Copy each line where the word "纳税人申请开具" occurs.

— Start —

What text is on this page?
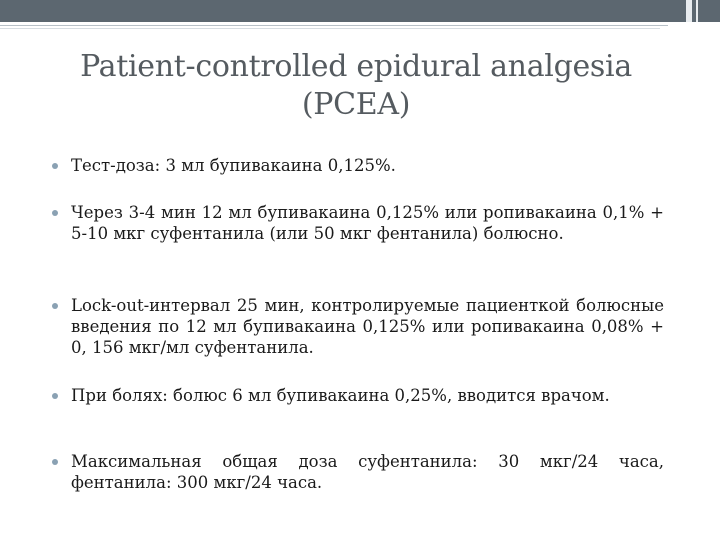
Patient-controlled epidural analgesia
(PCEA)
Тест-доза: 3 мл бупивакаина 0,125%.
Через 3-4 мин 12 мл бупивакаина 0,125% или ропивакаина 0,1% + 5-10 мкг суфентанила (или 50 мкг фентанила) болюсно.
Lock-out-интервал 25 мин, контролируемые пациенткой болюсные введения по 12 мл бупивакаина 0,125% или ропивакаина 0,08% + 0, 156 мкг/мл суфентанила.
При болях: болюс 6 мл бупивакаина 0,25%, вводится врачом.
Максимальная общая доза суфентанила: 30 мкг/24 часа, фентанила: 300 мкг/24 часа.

— End —
— Start —

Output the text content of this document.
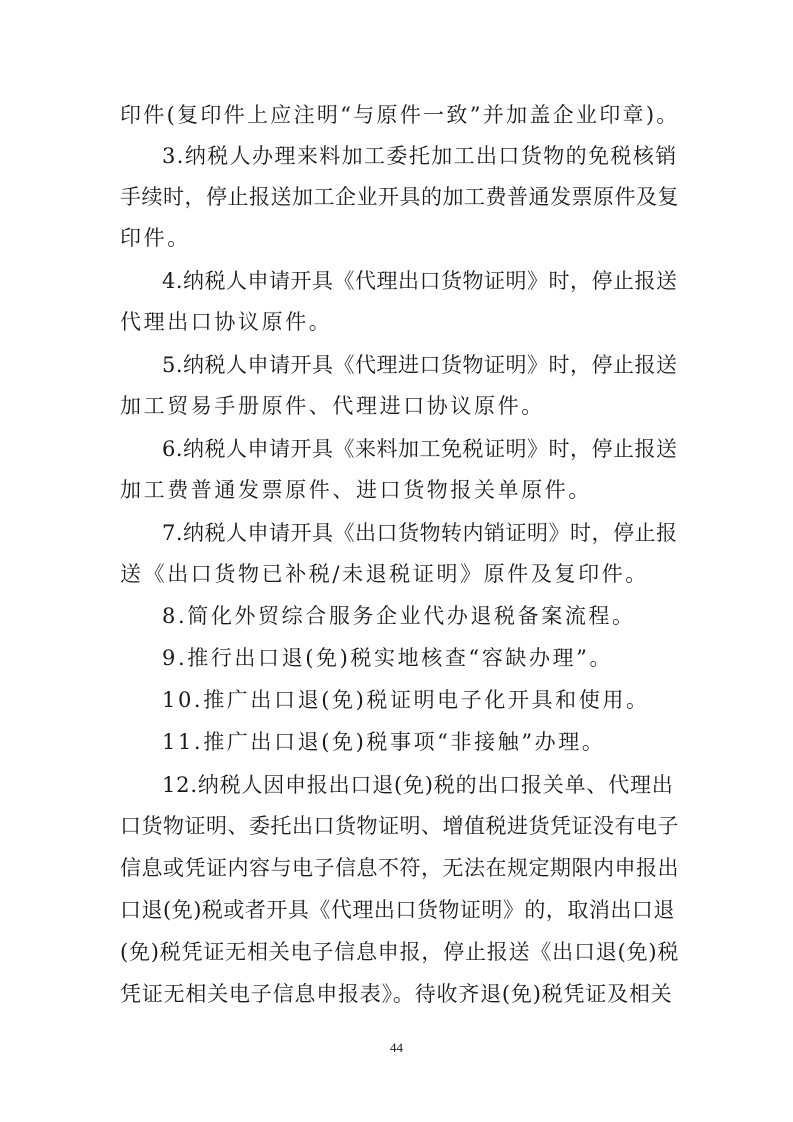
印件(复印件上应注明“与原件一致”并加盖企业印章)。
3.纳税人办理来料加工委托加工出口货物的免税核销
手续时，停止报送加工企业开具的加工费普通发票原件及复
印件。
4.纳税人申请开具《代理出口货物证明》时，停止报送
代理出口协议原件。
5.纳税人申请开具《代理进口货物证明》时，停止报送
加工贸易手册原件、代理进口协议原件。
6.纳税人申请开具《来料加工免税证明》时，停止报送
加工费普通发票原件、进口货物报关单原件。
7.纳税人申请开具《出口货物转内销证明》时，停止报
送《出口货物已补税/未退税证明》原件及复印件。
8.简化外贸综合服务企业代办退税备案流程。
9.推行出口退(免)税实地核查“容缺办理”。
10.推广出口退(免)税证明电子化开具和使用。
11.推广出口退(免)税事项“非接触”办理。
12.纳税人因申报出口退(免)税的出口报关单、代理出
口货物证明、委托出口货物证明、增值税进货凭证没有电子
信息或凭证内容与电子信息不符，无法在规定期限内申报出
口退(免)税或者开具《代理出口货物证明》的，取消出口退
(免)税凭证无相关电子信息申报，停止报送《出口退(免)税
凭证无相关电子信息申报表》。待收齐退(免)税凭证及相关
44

— End —

Solution —
4.纳税人申请开具《代理出口货物证明》时，停止报送
5.纳税人申请开具《代理进口货物证明》时，停止报送
6.纳税人申请开具《来料加工免税证明》时，停止报送
7.纳税人申请开具《出口货物转内销证明》时，停止报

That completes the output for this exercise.